- Stated problem -
Wherever the word "карты" appears in a line, copy that line.

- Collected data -
────────

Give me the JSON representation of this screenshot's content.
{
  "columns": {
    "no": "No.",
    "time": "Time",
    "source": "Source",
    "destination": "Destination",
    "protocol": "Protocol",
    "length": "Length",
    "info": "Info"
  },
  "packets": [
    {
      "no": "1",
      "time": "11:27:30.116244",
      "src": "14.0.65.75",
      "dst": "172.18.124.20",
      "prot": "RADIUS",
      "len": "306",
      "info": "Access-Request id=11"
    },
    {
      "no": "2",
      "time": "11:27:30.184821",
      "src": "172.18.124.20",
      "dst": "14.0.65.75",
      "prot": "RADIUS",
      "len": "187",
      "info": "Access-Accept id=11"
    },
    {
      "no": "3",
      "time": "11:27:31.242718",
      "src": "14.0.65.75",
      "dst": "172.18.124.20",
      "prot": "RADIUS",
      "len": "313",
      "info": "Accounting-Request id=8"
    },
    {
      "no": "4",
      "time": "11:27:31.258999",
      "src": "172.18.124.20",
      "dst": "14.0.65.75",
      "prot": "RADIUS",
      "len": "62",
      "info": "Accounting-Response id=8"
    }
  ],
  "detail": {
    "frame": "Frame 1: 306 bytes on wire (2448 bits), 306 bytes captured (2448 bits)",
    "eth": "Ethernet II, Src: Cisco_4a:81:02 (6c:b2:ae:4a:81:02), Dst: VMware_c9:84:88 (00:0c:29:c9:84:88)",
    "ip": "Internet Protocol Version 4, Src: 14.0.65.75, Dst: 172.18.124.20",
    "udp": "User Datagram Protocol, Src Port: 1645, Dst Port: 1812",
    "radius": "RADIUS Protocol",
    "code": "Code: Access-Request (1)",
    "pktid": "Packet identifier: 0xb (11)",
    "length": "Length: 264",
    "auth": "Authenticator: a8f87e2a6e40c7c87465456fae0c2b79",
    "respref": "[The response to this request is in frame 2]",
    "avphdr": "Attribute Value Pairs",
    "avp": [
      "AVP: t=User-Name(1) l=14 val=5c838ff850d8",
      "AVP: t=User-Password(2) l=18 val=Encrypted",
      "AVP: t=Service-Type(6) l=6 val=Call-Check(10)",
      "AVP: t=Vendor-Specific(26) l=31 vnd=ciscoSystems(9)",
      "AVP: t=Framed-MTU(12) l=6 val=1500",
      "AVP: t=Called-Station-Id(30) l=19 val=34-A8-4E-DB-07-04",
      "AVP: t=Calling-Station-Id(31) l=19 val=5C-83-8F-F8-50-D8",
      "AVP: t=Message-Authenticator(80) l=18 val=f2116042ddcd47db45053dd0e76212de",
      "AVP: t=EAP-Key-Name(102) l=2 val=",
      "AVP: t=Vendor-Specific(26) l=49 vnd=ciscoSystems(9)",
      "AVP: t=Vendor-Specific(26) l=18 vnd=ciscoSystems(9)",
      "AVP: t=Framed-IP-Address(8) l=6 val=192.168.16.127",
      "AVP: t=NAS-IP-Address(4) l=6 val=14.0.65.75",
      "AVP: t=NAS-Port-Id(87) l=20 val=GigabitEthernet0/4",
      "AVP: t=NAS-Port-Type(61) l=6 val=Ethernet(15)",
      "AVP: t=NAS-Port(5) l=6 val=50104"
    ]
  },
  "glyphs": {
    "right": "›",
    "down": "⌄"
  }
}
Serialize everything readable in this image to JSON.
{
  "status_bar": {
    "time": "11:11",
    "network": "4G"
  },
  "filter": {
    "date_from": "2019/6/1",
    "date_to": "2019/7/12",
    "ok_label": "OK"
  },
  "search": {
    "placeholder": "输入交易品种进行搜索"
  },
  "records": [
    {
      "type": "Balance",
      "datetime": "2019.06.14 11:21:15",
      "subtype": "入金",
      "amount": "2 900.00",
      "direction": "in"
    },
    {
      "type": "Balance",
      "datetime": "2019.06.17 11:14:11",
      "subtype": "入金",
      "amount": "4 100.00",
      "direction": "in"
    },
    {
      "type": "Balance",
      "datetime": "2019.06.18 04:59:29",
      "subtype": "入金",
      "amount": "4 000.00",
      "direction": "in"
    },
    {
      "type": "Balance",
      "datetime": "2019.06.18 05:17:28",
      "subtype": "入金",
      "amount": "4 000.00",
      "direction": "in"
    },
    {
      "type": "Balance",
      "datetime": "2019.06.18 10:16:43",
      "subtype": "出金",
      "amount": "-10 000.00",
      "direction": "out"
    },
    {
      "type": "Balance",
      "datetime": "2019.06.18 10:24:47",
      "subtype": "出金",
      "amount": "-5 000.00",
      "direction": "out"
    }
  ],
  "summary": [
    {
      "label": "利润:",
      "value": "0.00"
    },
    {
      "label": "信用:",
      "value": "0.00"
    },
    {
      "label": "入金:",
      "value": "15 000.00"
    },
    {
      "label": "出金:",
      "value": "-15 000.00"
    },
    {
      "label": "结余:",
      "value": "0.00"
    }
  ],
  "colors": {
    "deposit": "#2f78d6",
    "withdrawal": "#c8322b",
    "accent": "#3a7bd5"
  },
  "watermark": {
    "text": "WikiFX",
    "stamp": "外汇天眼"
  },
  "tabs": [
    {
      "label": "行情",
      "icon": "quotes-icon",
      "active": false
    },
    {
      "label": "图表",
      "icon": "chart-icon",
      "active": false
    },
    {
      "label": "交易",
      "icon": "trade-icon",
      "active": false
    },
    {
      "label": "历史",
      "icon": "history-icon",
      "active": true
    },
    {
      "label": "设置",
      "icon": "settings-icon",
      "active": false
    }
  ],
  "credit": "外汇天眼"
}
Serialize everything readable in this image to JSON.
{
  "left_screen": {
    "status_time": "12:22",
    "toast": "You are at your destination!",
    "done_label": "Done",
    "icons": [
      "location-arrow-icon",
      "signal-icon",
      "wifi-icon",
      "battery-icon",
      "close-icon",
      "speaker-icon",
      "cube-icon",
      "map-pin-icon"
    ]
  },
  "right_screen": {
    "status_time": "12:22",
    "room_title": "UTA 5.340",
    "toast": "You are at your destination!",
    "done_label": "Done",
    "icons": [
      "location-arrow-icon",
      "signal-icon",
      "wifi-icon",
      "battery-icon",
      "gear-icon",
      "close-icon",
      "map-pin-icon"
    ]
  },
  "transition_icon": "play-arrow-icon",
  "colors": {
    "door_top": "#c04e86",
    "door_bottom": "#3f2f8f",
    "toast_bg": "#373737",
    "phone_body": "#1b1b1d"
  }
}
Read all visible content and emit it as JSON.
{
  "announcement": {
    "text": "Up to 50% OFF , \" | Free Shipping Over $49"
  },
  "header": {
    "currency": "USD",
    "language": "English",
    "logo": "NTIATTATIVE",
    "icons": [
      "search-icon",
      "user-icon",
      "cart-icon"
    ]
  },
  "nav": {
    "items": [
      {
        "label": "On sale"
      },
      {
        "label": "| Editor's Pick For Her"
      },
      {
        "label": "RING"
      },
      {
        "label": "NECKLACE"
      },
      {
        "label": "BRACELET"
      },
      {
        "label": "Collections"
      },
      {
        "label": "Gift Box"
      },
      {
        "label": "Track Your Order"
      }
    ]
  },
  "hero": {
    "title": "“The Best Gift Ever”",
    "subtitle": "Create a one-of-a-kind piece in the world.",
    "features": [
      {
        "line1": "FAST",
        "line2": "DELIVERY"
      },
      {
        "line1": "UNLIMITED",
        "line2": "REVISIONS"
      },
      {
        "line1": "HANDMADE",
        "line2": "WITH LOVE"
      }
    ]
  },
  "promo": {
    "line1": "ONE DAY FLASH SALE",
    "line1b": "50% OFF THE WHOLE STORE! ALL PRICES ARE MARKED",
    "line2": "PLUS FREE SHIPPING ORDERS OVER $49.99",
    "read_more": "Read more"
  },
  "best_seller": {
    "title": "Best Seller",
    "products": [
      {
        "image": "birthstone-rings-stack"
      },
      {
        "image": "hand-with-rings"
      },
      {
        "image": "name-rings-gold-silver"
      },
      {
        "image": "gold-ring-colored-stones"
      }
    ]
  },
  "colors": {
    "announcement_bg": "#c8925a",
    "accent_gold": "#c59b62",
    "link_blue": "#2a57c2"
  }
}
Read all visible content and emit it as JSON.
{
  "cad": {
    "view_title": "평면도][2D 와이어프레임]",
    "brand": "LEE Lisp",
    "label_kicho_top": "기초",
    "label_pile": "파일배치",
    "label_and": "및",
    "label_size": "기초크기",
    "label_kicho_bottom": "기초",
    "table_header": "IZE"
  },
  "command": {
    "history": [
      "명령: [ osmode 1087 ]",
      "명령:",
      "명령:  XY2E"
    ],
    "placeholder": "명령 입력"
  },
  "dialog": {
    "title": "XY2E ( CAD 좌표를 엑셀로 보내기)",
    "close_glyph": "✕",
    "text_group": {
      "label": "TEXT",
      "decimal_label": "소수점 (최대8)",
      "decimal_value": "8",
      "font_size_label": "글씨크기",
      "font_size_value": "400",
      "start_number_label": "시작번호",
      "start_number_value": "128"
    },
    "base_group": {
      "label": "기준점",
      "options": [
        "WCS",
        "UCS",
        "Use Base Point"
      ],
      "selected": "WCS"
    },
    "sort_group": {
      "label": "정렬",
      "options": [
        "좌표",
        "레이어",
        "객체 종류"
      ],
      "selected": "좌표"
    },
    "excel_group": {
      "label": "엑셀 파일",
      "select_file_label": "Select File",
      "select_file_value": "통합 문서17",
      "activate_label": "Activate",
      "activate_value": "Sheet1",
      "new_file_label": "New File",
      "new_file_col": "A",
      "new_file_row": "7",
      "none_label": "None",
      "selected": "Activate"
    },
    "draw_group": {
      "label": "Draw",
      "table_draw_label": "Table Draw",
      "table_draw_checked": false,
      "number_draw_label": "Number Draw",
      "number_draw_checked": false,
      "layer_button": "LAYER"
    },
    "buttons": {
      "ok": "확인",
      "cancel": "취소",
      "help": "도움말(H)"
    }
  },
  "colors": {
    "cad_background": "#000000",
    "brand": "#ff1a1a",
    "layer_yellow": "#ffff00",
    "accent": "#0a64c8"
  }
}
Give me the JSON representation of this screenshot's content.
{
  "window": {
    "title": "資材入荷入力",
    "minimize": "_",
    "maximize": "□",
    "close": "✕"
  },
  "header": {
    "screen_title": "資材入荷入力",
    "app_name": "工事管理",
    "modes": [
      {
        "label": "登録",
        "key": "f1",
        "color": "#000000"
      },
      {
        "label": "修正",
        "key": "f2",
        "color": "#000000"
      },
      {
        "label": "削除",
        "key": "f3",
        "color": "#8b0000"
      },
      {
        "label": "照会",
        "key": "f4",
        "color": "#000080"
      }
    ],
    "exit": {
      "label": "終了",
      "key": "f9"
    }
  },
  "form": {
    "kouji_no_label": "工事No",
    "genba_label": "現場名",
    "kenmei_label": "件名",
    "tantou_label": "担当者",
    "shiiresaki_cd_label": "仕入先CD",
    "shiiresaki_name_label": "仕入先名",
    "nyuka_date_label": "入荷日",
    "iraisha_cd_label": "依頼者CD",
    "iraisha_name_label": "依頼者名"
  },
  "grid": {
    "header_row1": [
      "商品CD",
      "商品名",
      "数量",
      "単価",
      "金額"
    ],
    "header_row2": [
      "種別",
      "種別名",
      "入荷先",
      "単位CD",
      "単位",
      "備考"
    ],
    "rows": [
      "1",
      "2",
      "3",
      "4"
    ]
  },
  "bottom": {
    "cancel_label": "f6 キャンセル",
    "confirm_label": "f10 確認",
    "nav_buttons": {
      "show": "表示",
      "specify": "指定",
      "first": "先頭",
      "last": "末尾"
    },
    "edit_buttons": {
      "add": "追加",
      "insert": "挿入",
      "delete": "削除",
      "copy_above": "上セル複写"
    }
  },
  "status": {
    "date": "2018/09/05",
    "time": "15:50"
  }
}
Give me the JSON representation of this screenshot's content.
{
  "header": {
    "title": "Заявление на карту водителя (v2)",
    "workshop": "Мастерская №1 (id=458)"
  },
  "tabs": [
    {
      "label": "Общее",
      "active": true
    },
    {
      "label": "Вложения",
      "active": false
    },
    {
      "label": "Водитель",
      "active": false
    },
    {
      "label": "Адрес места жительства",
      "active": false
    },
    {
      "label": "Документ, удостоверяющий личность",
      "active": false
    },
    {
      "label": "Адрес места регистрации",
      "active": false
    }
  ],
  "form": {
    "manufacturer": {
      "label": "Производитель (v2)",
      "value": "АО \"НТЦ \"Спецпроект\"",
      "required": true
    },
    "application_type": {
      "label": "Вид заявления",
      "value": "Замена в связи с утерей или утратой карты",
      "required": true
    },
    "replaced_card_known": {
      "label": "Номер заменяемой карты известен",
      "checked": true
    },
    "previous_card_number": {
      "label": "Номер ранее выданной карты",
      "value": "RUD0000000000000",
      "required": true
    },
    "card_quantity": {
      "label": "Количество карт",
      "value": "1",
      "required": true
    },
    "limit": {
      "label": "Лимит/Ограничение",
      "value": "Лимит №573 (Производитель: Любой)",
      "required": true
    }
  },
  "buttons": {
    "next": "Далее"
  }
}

────────

- Written answer -
      "value": "Замена в связи с утерей или утратой карты",
      "label": "Номер заменяемой карты известен",
      "label": "Номер ранее выданной карты",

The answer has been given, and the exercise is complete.